**Task to carry out:** The records below are to be repeated in full, exactly as they are.

Dataset rows:
----
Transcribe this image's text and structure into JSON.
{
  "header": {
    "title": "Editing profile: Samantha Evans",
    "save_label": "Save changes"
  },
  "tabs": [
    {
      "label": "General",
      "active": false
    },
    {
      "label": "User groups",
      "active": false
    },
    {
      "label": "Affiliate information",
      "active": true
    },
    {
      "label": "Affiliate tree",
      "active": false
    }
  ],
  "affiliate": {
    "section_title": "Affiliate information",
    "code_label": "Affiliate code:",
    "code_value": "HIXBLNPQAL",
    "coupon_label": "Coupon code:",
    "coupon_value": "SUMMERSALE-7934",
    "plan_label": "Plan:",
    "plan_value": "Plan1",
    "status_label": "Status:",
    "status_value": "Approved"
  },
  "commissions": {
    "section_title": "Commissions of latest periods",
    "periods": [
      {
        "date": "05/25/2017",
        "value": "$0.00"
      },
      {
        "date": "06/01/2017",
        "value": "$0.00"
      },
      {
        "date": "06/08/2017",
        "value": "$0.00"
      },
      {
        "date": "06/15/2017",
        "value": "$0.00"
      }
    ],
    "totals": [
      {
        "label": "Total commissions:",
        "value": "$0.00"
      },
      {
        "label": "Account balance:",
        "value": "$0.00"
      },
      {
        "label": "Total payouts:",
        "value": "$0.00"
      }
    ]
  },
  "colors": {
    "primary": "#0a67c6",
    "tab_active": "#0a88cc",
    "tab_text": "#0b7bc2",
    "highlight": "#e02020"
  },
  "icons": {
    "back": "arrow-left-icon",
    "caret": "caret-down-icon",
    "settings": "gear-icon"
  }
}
----
**Written answer:**
Transcribe this image's text and structure into JSON.
{
  "header": {
    "title": "Editing profile: Samantha Evans",
    "save_label": "Save changes"
  },
  "tabs": [
    {
      "label": "General",
      "active": false
    },
    {
      "label": "User groups",
      "active": false
    },
    {
      "label": "Affiliate information",
      "active": true
    },
    {
      "label": "Affiliate tree",
      "active": false
    }
  ],
  "affiliate": {
    "section_title": "Affiliate information",
    "code_label": "Affiliate code:",
    "code_value": "HIXBLNPQAL",
    "coupon_label": "Coupon code:",
    "coupon_value": "SUMMERSALE-7934",
    "plan_label": "Plan:",
    "plan_value": "Plan1",
    "status_label": "Status:",
    "status_value": "Approved"
  },
  "commissions": {
    "section_title": "Commissions of latest periods",
    "periods": [
      {
        "date": "05/25/2017",
        "value": "$0.00"
      },
      {
        "date": "06/01/2017",
        "value": "$0.00"
      },
      {
        "date": "06/08/2017",
        "value": "$0.00"
      },
      {
        "date": "06/15/2017",
        "value": "$0.00"
      }
    ],
    "totals": [
      {
        "label": "Total commissions:",
        "value": "$0.00"
      },
      {
        "label": "Account balance:",
        "value": "$0.00"
      },
      {
        "label": "Total payouts:",
        "value": "$0.00"
      }
    ]
  },
  "colors": {
    "primary": "#0a67c6",
    "tab_active": "#0a88cc",
    "tab_text": "#0b7bc2",
    "highlight": "#e02020"
  },
  "icons": {
    "back": "arrow-left-icon",
    "caret": "caret-down-icon",
    "settings": "gear-icon"
  }
}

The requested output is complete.